**** Provided data ****

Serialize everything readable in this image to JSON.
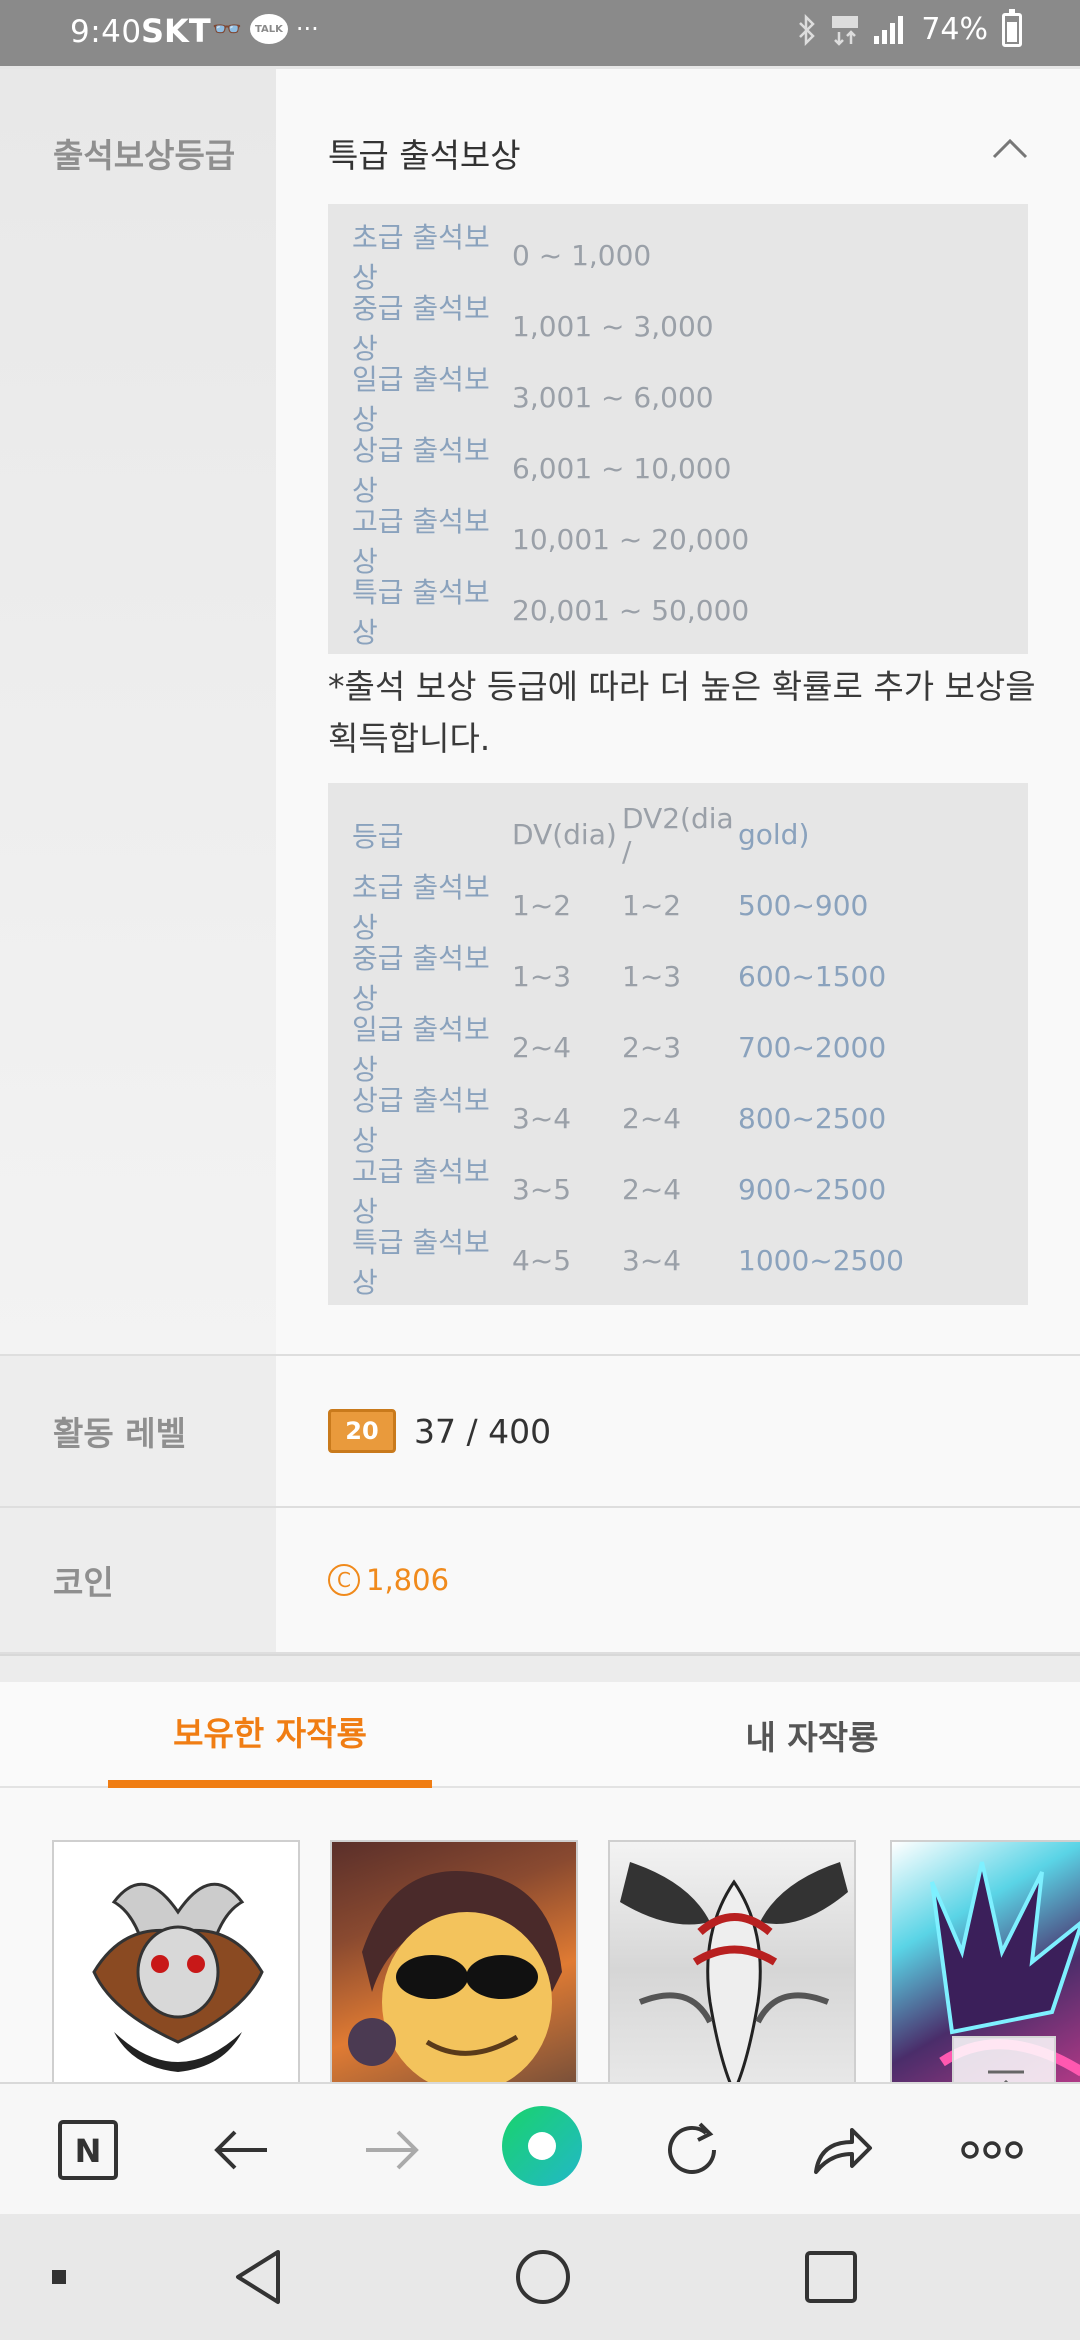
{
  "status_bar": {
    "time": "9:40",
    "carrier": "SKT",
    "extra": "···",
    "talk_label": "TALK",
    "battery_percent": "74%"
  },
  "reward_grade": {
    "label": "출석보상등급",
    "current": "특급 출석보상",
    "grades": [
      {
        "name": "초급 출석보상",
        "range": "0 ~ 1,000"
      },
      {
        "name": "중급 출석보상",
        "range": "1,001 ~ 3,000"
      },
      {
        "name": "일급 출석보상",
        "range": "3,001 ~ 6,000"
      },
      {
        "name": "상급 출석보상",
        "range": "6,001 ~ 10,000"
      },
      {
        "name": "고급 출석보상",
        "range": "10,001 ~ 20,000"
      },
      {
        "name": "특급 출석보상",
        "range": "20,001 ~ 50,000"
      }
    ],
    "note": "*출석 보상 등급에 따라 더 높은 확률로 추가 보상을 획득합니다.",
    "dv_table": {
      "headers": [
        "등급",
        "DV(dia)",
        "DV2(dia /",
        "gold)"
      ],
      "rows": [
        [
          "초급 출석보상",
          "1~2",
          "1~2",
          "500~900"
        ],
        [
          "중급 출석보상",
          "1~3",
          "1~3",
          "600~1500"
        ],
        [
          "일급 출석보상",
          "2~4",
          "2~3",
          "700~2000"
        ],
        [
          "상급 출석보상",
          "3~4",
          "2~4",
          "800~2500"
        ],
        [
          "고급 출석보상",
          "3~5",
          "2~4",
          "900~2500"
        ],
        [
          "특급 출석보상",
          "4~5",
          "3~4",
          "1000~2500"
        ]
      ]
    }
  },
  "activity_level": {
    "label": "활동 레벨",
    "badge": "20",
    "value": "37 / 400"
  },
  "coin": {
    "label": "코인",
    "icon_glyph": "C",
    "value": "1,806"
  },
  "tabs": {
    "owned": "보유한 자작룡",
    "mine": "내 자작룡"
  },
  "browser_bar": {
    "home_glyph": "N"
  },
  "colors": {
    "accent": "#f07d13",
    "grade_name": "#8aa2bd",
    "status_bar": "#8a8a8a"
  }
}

****

**The task:**
Check each line above for the string "range" and show the ones that have it.

**Solution for this problem:**
        "range": "0 ~ 1,000"
        "range": "1,001 ~ 3,000"
        "range": "3,001 ~ 6,000"
        "range": "6,001 ~ 10,000"
        "range": "10,001 ~ 20,000"
        "range": "20,001 ~ 50,000"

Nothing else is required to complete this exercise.